[TO DO] Set down every entry word for word. Omit the pictures.

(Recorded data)
====

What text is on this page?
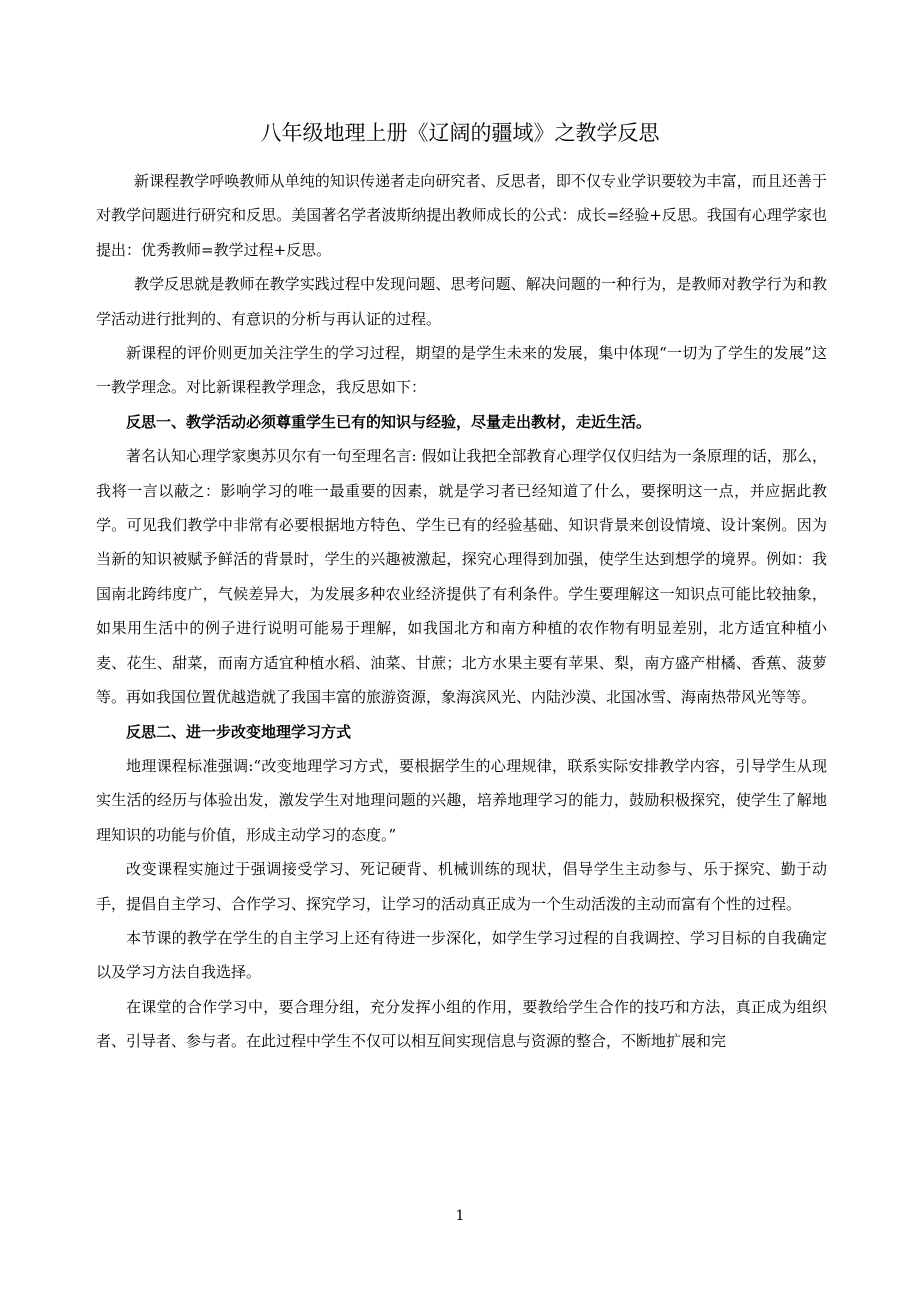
八年级地理上册《辽阔的疆域》之教学反思

新课程教学呼唤教师从单纯的知识传递者走向研究者、反思者，即不仅专业学识要较为丰富，而且还善于对教学问题进行研究和反思。美国著名学者波斯纳提出教师成长的公式：成长=经验+反思。我国有心理学家也提出：优秀教师=教学过程+反思。

教学反思就是教师在教学实践过程中发现问题、思考问题、解决问题的一种行为，是教师对教学行为和教学活动进行批判的、有意识的分析与再认证的过程。

新课程的评价则更加关注学生的学习过程，期望的是学生未来的发展，集中体现“一切为了学生的发展”这一教学理念。对比新课程教学理念，我反思如下：

反思一、教学活动必须尊重学生已有的知识与经验，尽量走出教材，走近生活。

著名认知心理学家奥苏贝尔有一句至理名言: 假如让我把全部教育心理学仅仅归结为一条原理的话，那么，我将一言以蔽之：影响学习的唯一最重要的因素，就是学习者已经知道了什么，要探明这一点，并应据此教学。可见我们教学中非常有必要根据地方特色、学生已有的经验基础、知识背景来创设情境、设计案例。因为当新的知识被赋予鲜活的背景时，学生的兴趣被激起，探究心理得到加强，使学生达到想学的境界。例如：我国南北跨纬度广，气候差异大，为发展多种农业经济提供了有利条件。学生要理解这一知识点可能比较抽象，如果用生活中的例子进行说明可能易于理解，如我国北方和南方种植的农作物有明显差别，北方适宜种植小麦、花生、甜菜，而南方适宜种植水稻、油菜、甘蔗；北方水果主要有苹果、梨，南方盛产柑橘、香蕉、菠萝等。再如我国位置优越造就了我国丰富的旅游资源，象海滨风光、内陆沙漠、北国冰雪、海南热带风光等等。

反思二、进一步改变地理学习方式

地理课程标准强调:“改变地理学习方式，要根据学生的心理规律，联系实际安排教学内容，引导学生从现实生活的经历与体验出发，激发学生对地理问题的兴趣，培养地理学习的能力，鼓励积极探究，使学生了解地理知识的功能与价值，形成主动学习的态度。”

改变课程实施过于强调接受学习、死记硬背、机械训练的现状，倡导学生主动参与、乐于探究、勤于动手，提倡自主学习、合作学习、探究学习，让学习的活动真正成为一个生动活泼的主动而富有个性的过程。

本节课的教学在学生的自主学习上还有待进一步深化，如学生学习过程的自我调控、学习目标的自我确定以及学习方法自我选择。

在课堂的合作学习中，要合理分组，充分发挥小组的作用，要教给学生合作的技巧和方法，真正成为组织者、引导者、参与者。在此过程中学生不仅可以相互间实现信息与资源的整合，不断地扩展和完

1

====

[RESULT]
What text is on this page?
八年级地理上册《辽阔的疆域》之教学反思

新课程教学呼唤教师从单纯的知识传递者走向研究者、反思者，即不仅专业学识要较为丰富，而且还善于对教学问题进行研究和反思。美国著名学者波斯纳提出教师成长的公式：成长=经验+反思。我国有心理学家也提出：优秀教师=教学过程+反思。

教学反思就是教师在教学实践过程中发现问题、思考问题、解决问题的一种行为，是教师对教学行为和教学活动进行批判的、有意识的分析与再认证的过程。

新课程的评价则更加关注学生的学习过程，期望的是学生未来的发展，集中体现“一切为了学生的发展”这一教学理念。对比新课程教学理念，我反思如下：

反思一、教学活动必须尊重学生已有的知识与经验，尽量走出教材，走近生活。

著名认知心理学家奥苏贝尔有一句至理名言: 假如让我把全部教育心理学仅仅归结为一条原理的话，那么，我将一言以蔽之：影响学习的唯一最重要的因素，就是学习者已经知道了什么，要探明这一点，并应据此教学。可见我们教学中非常有必要根据地方特色、学生已有的经验基础、知识背景来创设情境、设计案例。因为当新的知识被赋予鲜活的背景时，学生的兴趣被激起，探究心理得到加强，使学生达到想学的境界。例如：我国南北跨纬度广，气候差异大，为发展多种农业经济提供了有利条件。学生要理解这一知识点可能比较抽象，如果用生活中的例子进行说明可能易于理解，如我国北方和南方种植的农作物有明显差别，北方适宜种植小麦、花生、甜菜，而南方适宜种植水稻、油菜、甘蔗；北方水果主要有苹果、梨，南方盛产柑橘、香蕉、菠萝等。再如我国位置优越造就了我国丰富的旅游资源，象海滨风光、内陆沙漠、北国冰雪、海南热带风光等等。

反思二、进一步改变地理学习方式

地理课程标准强调:“改变地理学习方式，要根据学生的心理规律，联系实际安排教学内容，引导学生从现实生活的经历与体验出发，激发学生对地理问题的兴趣，培养地理学习的能力，鼓励积极探究，使学生了解地理知识的功能与价值，形成主动学习的态度。”

改变课程实施过于强调接受学习、死记硬背、机械训练的现状，倡导学生主动参与、乐于探究、勤于动手，提倡自主学习、合作学习、探究学习，让学习的活动真正成为一个生动活泼的主动而富有个性的过程。

本节课的教学在学生的自主学习上还有待进一步深化，如学生学习过程的自我调控、学习目标的自我确定以及学习方法自我选择。

在课堂的合作学习中，要合理分组，充分发挥小组的作用，要教给学生合作的技巧和方法，真正成为组织者、引导者、参与者。在此过程中学生不仅可以相互间实现信息与资源的整合，不断地扩展和完

1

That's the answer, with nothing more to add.